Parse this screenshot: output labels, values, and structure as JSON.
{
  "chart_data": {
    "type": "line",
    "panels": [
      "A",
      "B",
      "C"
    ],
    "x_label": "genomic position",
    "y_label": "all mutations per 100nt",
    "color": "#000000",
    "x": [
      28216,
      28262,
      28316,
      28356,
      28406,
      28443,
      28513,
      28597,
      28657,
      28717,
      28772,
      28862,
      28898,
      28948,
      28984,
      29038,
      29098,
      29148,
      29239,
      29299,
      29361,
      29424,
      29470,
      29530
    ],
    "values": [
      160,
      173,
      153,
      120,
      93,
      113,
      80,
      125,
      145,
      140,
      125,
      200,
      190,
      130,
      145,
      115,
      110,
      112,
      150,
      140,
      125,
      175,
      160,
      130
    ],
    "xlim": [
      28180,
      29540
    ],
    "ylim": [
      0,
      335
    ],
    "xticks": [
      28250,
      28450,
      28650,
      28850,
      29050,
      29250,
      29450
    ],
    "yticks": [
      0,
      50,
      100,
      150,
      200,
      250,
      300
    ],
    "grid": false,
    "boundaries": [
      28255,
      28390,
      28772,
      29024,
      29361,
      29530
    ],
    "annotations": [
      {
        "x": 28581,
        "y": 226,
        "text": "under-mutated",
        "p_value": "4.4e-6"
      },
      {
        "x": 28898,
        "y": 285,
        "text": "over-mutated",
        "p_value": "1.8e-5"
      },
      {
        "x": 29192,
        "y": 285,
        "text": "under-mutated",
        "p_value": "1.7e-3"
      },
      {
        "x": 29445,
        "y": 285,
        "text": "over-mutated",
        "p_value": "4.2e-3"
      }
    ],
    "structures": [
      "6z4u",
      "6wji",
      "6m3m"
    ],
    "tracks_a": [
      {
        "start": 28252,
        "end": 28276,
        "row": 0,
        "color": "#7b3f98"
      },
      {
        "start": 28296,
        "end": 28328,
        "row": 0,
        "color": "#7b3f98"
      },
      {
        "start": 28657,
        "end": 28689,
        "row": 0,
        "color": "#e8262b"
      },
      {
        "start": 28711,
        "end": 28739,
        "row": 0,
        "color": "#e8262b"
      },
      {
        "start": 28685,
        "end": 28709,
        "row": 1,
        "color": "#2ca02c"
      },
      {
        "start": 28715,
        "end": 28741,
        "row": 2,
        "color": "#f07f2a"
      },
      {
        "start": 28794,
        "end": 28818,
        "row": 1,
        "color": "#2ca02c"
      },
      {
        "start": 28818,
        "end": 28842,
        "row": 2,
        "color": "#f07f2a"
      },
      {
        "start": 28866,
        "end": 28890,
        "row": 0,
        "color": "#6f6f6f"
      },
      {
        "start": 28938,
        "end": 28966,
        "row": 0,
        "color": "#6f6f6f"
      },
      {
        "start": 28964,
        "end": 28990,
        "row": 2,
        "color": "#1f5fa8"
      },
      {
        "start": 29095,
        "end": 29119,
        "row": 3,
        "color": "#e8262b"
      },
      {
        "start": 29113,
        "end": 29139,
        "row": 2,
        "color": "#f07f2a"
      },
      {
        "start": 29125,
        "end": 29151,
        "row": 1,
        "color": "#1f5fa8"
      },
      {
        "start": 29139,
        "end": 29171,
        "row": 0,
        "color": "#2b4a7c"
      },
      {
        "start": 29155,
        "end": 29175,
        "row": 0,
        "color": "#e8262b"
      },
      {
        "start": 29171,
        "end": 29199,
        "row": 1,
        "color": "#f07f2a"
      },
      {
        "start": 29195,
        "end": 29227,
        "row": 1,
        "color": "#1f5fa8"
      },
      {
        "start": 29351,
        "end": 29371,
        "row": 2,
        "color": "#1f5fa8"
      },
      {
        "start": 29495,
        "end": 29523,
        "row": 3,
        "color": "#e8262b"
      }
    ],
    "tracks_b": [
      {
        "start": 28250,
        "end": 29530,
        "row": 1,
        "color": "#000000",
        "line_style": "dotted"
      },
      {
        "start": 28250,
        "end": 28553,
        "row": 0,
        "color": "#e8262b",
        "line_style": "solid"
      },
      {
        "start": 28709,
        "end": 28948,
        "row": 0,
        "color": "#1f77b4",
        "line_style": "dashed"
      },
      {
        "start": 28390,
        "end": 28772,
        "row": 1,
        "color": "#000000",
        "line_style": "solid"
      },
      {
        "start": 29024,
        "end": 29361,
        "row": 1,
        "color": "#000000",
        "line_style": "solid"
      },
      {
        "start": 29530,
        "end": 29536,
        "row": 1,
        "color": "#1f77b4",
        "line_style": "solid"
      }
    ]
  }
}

::::

▶ [REQUIRED WORK]
Using the records above, find the number of lines that contain the string "values", and give that number without further comment.

▶ [TASK RESPONSE]
2